## Objective
Go through the listing and copy each line with the string "valid".

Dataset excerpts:
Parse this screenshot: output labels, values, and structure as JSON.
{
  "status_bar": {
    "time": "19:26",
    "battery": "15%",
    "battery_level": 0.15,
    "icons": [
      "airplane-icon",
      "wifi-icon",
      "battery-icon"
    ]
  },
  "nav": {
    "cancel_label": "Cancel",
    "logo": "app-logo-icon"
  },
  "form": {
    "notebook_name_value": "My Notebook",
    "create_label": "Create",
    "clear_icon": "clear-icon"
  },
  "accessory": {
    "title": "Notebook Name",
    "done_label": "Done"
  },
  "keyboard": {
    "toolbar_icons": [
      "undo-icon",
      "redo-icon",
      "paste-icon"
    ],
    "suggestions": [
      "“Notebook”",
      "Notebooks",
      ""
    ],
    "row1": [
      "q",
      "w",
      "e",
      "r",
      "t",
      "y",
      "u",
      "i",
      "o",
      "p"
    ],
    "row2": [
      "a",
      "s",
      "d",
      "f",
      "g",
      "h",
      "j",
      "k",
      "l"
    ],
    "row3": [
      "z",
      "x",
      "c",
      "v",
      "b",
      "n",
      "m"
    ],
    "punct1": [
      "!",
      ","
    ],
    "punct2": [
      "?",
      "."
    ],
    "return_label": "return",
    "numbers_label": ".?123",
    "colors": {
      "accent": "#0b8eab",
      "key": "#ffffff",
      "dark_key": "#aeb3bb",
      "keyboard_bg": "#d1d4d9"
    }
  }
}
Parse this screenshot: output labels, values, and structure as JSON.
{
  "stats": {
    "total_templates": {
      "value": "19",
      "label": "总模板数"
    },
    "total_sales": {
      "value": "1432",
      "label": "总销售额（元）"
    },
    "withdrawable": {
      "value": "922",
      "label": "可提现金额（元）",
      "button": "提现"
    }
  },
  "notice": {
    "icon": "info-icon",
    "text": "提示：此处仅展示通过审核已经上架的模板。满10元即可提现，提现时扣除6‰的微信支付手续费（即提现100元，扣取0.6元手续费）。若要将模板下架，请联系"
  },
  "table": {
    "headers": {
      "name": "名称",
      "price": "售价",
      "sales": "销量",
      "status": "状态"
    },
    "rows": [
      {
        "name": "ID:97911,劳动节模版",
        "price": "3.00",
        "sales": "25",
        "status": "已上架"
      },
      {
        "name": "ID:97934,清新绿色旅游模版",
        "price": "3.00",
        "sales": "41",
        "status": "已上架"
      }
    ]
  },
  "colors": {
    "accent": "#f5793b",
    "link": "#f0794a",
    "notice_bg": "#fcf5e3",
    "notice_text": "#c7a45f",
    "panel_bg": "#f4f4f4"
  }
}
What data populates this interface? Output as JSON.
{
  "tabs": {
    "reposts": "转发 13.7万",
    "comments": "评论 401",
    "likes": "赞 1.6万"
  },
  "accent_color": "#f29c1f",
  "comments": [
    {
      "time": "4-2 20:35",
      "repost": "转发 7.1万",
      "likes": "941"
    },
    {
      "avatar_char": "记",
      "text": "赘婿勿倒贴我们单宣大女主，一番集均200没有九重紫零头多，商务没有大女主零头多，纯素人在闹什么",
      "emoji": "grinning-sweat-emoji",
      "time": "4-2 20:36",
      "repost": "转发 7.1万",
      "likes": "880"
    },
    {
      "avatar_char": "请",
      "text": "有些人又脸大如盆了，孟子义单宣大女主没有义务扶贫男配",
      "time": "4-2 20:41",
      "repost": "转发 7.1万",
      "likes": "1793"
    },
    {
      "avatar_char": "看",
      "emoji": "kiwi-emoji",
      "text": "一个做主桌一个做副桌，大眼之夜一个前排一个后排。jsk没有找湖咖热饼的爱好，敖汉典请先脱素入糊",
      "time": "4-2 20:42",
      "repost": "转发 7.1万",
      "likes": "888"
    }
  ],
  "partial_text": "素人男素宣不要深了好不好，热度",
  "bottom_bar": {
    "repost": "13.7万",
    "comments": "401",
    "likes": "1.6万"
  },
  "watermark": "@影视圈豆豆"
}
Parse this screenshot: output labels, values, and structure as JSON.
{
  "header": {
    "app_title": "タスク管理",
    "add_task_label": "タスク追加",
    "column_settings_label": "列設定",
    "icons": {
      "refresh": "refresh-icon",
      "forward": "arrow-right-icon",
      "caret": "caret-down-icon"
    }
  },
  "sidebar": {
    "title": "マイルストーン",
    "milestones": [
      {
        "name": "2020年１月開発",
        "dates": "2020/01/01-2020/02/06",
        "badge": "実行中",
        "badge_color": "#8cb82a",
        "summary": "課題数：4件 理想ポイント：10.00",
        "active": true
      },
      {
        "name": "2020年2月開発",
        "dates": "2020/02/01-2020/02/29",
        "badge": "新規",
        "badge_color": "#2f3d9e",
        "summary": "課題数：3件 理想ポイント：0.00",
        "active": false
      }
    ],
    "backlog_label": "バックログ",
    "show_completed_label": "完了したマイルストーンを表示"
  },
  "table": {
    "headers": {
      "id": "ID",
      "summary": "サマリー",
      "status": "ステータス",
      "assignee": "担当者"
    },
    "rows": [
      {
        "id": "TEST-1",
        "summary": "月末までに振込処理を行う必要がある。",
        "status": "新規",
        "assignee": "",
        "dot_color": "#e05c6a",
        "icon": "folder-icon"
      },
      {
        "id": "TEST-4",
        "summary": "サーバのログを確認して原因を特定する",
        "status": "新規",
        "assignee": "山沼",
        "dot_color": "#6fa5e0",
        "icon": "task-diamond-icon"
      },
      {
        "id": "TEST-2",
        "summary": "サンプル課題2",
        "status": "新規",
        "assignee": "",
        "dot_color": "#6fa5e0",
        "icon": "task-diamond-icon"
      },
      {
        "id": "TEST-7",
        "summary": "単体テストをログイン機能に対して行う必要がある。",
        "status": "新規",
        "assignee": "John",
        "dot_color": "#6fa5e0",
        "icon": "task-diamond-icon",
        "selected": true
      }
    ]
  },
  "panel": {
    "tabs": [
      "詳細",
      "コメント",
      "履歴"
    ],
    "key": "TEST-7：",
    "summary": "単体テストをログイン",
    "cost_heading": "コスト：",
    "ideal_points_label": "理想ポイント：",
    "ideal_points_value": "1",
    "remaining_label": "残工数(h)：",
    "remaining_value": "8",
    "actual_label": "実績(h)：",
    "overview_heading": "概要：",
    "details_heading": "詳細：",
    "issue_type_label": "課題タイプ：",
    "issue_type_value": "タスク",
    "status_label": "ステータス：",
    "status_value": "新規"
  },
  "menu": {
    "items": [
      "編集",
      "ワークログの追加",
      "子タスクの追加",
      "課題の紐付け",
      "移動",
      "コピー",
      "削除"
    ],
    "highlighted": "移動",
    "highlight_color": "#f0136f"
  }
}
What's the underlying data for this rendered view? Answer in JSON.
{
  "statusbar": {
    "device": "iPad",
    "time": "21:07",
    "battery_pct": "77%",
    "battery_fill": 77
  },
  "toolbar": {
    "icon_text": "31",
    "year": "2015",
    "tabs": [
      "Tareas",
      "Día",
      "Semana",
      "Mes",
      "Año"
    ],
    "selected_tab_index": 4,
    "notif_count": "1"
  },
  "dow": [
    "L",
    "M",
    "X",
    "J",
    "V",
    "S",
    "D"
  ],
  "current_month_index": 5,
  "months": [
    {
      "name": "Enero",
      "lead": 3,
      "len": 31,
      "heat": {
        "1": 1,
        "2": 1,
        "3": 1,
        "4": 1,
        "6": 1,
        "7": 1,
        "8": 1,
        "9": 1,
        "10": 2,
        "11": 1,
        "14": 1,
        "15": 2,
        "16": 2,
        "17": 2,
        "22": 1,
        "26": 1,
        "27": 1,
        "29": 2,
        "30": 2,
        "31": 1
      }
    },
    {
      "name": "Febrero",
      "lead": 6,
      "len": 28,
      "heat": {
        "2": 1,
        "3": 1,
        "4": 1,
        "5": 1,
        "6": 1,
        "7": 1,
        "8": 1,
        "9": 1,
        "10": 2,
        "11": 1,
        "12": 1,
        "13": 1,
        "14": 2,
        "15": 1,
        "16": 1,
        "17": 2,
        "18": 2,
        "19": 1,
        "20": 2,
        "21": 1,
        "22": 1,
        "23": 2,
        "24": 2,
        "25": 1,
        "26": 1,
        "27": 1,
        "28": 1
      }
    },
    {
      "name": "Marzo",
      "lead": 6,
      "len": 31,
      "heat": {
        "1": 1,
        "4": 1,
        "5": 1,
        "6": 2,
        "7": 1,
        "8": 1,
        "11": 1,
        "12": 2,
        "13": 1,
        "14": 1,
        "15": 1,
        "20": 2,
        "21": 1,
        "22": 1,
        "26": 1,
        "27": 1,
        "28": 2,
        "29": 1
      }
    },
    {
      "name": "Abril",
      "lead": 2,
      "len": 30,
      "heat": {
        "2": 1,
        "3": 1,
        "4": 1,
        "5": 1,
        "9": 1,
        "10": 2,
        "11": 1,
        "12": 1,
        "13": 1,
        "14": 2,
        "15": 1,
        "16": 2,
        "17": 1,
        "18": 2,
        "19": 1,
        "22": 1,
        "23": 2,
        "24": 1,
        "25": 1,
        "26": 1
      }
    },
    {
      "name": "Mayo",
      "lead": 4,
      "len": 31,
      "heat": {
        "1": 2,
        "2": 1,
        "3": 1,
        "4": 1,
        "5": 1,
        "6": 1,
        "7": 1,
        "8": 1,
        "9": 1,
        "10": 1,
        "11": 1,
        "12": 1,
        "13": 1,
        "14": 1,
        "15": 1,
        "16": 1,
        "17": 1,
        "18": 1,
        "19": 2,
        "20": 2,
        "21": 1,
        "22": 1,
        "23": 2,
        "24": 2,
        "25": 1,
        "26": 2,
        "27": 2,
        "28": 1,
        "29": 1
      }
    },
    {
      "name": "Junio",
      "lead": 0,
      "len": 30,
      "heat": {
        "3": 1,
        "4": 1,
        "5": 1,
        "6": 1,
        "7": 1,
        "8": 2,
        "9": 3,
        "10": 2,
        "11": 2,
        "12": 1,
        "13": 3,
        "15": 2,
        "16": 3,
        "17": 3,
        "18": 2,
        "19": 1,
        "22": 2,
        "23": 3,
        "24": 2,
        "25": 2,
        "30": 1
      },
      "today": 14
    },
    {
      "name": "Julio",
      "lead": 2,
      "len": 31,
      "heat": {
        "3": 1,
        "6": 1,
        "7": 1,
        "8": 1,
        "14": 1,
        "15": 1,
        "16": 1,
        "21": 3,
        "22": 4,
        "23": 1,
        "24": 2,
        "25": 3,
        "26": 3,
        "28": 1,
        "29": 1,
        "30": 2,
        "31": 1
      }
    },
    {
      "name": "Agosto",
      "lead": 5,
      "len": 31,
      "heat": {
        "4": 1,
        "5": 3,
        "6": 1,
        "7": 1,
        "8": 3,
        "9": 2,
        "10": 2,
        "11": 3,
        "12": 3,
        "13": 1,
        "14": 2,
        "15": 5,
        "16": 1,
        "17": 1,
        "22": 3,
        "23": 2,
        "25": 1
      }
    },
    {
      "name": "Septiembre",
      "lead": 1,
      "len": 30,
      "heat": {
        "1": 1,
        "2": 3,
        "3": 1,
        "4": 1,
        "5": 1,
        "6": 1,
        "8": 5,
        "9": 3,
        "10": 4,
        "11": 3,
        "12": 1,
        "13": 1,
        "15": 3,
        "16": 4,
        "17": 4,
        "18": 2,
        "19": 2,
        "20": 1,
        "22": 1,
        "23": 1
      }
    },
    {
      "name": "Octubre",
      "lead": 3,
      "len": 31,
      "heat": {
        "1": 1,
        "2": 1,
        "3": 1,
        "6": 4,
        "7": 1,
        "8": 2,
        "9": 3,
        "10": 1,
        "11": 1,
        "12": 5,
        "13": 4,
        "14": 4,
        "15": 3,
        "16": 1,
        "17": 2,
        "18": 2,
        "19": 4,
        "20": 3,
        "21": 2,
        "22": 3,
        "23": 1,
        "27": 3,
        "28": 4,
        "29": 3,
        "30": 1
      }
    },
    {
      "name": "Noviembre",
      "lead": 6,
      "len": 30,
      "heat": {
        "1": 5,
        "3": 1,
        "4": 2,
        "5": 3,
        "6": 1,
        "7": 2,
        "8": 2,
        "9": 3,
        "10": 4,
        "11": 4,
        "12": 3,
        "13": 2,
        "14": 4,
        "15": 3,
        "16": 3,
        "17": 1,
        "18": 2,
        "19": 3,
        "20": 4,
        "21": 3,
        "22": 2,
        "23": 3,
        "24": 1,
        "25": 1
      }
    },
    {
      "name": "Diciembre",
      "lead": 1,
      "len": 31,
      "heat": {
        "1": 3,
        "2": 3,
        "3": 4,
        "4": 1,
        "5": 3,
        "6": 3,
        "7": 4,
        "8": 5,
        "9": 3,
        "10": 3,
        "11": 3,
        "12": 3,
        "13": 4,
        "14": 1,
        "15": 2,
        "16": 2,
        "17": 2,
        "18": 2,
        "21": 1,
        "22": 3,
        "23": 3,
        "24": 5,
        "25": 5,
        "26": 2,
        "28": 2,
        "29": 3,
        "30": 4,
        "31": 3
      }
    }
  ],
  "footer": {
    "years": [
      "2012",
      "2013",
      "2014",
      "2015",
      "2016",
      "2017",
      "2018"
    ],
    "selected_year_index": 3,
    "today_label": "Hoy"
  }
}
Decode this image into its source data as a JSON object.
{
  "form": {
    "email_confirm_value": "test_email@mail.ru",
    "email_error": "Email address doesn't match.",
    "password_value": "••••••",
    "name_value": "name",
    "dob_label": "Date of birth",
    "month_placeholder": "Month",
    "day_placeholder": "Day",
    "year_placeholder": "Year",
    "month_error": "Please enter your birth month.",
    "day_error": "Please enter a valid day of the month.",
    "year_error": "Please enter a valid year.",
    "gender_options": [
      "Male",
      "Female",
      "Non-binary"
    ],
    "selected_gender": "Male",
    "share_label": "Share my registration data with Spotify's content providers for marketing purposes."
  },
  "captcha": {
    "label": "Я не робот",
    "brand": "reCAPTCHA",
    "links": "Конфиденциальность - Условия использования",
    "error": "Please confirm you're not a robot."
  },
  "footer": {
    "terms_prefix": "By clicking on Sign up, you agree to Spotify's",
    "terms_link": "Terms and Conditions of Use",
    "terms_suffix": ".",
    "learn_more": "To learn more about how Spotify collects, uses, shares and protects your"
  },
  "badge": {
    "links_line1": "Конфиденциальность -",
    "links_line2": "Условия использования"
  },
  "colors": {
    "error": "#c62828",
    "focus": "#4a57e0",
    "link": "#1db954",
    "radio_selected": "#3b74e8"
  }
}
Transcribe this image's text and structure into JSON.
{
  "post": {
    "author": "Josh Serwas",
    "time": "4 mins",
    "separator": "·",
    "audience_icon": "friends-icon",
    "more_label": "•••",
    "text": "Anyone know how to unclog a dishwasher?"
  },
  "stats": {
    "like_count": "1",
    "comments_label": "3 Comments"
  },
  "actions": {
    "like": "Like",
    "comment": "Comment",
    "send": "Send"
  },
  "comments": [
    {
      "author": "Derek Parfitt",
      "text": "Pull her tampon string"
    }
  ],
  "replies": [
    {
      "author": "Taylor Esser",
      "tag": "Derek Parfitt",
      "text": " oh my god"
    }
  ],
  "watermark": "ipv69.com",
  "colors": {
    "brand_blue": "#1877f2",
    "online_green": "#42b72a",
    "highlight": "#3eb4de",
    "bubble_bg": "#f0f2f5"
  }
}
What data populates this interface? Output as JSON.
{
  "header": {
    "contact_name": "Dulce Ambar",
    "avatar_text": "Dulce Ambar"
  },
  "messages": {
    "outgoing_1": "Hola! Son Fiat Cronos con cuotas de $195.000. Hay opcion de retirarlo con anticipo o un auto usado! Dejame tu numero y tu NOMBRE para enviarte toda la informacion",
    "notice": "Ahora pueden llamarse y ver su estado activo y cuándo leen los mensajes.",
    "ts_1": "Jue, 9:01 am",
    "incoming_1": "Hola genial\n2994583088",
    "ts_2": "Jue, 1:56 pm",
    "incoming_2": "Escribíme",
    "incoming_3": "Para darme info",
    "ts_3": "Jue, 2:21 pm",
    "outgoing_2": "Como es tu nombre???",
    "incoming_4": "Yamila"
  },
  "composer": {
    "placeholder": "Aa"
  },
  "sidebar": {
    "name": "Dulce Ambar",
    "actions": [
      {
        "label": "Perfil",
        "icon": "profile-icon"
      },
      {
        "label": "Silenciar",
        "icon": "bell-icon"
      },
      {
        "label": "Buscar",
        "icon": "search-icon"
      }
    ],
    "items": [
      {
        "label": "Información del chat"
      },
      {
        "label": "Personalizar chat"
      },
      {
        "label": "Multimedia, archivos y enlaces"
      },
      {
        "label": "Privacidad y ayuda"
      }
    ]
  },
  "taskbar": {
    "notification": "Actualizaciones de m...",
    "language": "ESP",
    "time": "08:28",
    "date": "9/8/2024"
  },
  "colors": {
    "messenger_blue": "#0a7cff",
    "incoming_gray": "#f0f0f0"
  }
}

## Task response
    "day_error": "Please enter a valid day of the month.",
    "year_error": "Please enter a valid year.",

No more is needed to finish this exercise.